Dataset entries
* START *
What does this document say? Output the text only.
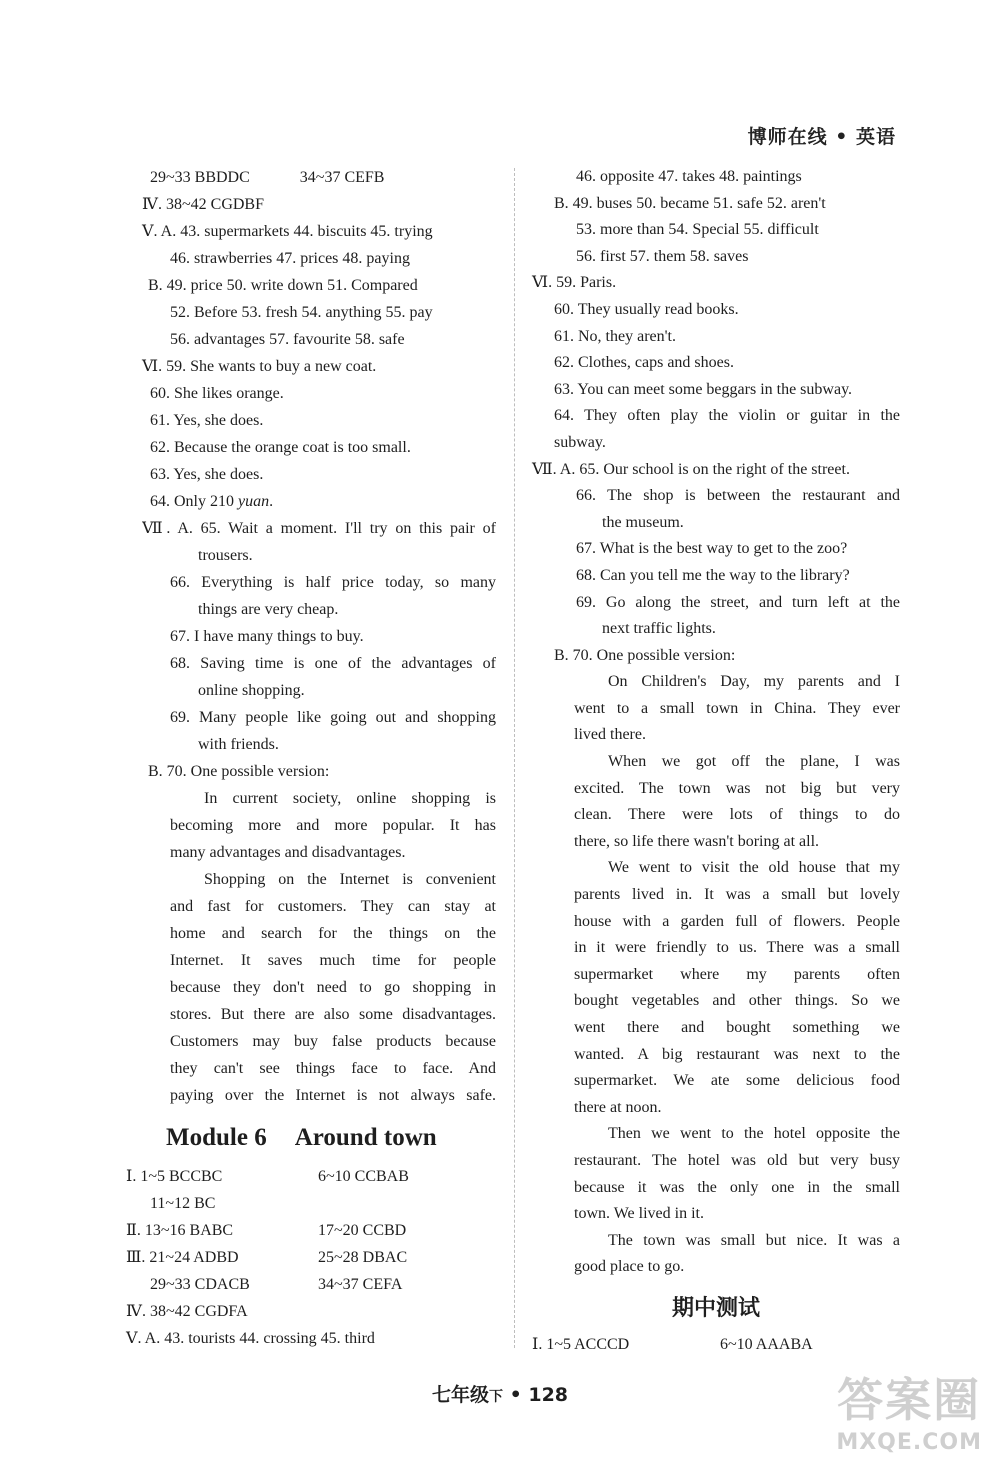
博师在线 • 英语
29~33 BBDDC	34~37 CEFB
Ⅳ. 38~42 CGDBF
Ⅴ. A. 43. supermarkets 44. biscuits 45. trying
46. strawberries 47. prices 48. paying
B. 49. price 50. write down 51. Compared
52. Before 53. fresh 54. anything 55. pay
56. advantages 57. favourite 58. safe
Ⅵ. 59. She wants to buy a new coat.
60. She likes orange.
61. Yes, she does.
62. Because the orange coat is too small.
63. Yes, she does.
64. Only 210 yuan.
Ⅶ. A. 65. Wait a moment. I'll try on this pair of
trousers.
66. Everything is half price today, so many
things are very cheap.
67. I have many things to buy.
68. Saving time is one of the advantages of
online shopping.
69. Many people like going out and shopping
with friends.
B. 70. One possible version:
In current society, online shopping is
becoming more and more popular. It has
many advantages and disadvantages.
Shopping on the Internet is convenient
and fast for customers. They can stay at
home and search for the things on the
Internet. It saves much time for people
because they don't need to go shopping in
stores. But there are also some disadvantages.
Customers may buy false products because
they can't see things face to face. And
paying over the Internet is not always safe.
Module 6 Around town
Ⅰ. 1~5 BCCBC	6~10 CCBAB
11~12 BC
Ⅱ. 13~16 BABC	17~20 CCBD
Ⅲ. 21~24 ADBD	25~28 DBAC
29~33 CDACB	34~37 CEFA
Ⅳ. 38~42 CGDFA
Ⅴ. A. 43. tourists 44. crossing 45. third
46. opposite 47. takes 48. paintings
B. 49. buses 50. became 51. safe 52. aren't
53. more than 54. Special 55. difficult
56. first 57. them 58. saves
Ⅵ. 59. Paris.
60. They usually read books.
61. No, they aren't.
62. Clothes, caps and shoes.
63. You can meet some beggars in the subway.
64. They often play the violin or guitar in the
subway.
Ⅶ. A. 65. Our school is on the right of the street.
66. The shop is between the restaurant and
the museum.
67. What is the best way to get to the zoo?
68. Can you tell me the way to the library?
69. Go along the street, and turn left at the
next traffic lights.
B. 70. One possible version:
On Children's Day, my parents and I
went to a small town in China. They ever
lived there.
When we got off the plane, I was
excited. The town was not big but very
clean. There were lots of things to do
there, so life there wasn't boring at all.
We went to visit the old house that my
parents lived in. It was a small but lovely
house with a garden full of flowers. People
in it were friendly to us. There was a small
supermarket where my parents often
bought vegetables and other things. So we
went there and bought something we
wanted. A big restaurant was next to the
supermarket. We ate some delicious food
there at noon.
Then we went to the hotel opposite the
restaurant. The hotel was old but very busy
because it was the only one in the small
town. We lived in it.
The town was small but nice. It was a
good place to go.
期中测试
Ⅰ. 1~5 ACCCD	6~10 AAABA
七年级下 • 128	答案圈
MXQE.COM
* END *
■ Exercise aim ■
Extract each line from the listing that holds the word "saves".

■ Task solution ■
Internet. It saves much time for people
56. first 57. them 58. saves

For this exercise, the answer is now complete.